Keywords searched in other databases included: lung cancer, neoplasm, sarcoidosis, incidence, granulomas, and pulmonary nodules.
Quality assessment
During the selection process, the study team employed an appropriate quality appraisal tool, the Joanna Briggs Institute (JBI) Critical Appraisal Checklist for Case Reports, and two researchers worked independently on data selection and extraction. In situations where the researchers could not agree, they discussed the study designs, inclusion and exclusion criteria, intervention employed, and results measured. In instances of a dilemma, a third reviewer was approached to help resolve disagreements and find common ground. The quality of the selected case reports is depicted in Figure 2 below.
Figure 2. Quality assessment of the included reports.
Figure created by the author on Microsoft PowerPoint.
Results
The search strategy used in this study included the above-mentioned databases and yielded 1,424 articles, out of which 311 were removed as they were duplicates using EndNote (Clarivate, London, UK), 566 were removed due to ineligible records on the basis of abstract/title and 232 were removed due to other reasons such as irrelevant study design and poor quality. A total of 315 records were screened, out of which 259 were excluded based on the relevance and the inclusion/exclusion criteria. Twelve reports could not be retrieved, and the final screening was down to 44 reports to check for quality and eligibility. Finally, nine studies were included for this review. The PRISMA flow diagram is depicted in Figure 3 below [10].
Figure 3. Search results depicted in the PRISMA flow chart 2020.

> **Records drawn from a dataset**
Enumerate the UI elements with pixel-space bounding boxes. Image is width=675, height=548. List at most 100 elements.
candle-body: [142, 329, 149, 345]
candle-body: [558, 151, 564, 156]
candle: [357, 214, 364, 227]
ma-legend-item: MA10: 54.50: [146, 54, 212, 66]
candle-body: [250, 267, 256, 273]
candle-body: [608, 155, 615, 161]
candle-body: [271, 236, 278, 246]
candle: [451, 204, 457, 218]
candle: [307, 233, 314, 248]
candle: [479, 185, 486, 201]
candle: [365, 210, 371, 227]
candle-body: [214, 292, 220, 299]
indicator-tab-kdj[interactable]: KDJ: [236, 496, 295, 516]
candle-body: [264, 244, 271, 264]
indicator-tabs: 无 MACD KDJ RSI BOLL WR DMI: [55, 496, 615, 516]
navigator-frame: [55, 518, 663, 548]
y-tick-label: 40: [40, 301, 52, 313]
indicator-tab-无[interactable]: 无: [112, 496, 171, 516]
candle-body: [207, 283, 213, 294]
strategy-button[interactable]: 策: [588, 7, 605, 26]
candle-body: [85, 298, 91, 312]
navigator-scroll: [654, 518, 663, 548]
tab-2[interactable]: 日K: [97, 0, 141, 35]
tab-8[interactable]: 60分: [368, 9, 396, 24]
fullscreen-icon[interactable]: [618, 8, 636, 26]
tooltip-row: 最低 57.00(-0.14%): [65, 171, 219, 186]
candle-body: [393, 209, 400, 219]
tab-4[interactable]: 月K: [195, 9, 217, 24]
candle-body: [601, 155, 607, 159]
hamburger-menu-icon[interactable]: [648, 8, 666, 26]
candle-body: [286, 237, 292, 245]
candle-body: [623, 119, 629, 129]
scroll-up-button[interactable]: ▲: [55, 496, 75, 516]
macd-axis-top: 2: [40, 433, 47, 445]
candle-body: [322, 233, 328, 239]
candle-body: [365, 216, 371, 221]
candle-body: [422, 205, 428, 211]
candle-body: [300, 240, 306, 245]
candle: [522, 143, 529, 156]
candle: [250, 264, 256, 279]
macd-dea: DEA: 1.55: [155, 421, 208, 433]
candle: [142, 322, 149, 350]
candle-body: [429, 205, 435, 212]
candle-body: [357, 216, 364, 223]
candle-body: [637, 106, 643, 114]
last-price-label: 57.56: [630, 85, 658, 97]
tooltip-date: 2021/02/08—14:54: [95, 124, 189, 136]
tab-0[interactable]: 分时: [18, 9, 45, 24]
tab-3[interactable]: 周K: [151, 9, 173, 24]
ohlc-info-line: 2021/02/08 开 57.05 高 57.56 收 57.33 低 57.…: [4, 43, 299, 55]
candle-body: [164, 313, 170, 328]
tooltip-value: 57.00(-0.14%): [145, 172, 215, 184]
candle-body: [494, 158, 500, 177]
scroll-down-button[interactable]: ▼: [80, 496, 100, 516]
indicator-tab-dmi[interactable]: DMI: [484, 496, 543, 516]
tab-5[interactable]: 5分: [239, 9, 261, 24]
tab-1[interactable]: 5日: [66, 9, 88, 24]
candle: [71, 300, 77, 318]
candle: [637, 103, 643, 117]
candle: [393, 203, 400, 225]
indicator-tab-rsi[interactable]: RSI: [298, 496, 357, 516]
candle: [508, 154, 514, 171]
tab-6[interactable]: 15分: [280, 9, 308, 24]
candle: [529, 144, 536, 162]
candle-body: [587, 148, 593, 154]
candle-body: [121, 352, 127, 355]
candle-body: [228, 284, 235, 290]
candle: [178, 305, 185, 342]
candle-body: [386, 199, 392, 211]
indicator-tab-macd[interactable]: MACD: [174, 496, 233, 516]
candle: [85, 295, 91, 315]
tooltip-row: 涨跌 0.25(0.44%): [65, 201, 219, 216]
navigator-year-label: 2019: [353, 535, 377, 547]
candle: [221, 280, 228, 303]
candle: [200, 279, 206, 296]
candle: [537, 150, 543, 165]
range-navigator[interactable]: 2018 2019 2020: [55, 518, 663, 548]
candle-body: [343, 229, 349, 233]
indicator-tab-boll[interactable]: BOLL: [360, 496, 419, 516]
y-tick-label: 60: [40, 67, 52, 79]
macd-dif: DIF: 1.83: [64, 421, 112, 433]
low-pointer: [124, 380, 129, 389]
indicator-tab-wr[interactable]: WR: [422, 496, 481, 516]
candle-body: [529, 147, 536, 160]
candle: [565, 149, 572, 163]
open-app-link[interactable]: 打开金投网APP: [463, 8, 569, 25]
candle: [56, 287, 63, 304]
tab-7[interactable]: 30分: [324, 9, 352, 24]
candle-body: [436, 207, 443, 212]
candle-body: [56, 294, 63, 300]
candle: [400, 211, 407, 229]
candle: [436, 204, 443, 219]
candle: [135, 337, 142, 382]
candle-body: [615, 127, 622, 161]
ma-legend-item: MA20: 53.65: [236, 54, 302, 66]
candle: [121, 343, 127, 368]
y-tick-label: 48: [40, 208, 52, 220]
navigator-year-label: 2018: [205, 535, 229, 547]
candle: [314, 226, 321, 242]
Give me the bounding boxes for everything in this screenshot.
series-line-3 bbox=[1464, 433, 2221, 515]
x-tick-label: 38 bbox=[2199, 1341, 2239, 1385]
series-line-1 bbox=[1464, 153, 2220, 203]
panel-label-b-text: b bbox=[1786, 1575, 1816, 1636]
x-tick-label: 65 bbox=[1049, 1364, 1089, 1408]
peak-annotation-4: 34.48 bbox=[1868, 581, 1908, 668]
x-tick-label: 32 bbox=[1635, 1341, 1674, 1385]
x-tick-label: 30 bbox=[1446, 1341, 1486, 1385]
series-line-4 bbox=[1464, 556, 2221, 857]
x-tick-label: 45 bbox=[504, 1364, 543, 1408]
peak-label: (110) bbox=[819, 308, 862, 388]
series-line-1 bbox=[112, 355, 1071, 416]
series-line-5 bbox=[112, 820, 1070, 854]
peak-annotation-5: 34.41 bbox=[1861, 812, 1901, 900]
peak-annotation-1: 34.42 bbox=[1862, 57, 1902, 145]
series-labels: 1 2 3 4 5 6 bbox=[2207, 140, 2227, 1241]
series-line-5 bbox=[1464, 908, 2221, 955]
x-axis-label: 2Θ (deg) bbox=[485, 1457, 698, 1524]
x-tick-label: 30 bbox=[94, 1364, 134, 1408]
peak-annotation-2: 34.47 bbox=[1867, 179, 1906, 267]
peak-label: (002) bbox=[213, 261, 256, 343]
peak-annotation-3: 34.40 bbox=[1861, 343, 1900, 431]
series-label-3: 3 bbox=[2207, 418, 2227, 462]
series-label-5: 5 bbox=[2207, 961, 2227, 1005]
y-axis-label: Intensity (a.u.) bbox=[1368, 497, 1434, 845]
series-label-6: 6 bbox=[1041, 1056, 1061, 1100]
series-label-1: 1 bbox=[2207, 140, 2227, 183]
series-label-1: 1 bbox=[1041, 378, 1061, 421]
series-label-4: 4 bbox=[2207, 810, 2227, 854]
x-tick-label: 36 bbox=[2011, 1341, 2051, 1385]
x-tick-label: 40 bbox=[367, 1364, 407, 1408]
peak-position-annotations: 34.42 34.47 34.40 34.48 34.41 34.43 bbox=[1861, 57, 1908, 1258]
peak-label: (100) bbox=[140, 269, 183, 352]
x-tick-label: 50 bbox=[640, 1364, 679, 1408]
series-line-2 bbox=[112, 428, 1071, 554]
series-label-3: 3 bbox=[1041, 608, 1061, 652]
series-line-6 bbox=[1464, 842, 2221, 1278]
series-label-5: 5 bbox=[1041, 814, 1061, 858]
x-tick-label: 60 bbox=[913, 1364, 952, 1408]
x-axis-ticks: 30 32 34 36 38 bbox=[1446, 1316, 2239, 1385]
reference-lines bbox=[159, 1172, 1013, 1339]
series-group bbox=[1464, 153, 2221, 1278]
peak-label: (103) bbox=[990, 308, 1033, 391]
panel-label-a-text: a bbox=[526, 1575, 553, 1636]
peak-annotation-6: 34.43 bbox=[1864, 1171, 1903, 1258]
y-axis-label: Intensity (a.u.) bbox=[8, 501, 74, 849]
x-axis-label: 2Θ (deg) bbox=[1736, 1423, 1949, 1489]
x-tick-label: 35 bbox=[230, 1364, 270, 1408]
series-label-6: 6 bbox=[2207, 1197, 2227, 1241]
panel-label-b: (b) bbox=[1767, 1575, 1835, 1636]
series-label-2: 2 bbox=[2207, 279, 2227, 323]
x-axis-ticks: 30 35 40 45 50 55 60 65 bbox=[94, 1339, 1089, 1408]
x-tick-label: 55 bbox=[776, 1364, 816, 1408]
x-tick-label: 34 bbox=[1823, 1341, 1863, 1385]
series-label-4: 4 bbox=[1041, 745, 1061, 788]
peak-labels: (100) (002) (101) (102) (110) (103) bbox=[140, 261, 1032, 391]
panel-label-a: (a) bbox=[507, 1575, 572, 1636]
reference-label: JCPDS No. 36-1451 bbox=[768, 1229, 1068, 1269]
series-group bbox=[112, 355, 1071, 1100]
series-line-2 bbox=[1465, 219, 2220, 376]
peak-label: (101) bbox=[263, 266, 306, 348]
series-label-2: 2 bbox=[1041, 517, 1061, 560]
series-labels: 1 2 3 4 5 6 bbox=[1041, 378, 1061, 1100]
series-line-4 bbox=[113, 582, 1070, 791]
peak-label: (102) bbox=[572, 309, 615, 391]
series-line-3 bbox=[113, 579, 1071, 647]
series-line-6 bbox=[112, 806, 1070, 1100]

> **WHAT YOU NEED TO DO**
1/ According to the review excerpt, which tool did the study team use for quality appraisal?
2/ Rewrite the stretch of the review excerpt from "Keywords searched in" through "Figure 2 below.", replacing "third reviewer" with "senior reviewer".

> **SOLUTIONS PER TASK**
1/ The team used the Joanna Briggs Institute (JBI) Critical Appraisal Checklist for Case Reports.

2/
Keywords searched in other databases included: lung cancer, neoplasm, sarcoidosis, incidence, granulomas, and pulmonary nodules.
Quality assessment
During the selection process, the study team employed an appropriate quality appraisal tool, the Joanna Briggs Institute (JBI) Critical Appraisal Checklist for Case Reports, and two researchers worked independently on data selection and extraction. In situations where the researchers could not agree, they discussed the study designs, inclusion and exclusion criteria, intervention employed, and results measured. In instances of a dilemma, a senior reviewer was approached to help resolve disagreements and find common ground. The quality of the selected case reports is depicted in Figure 2 below.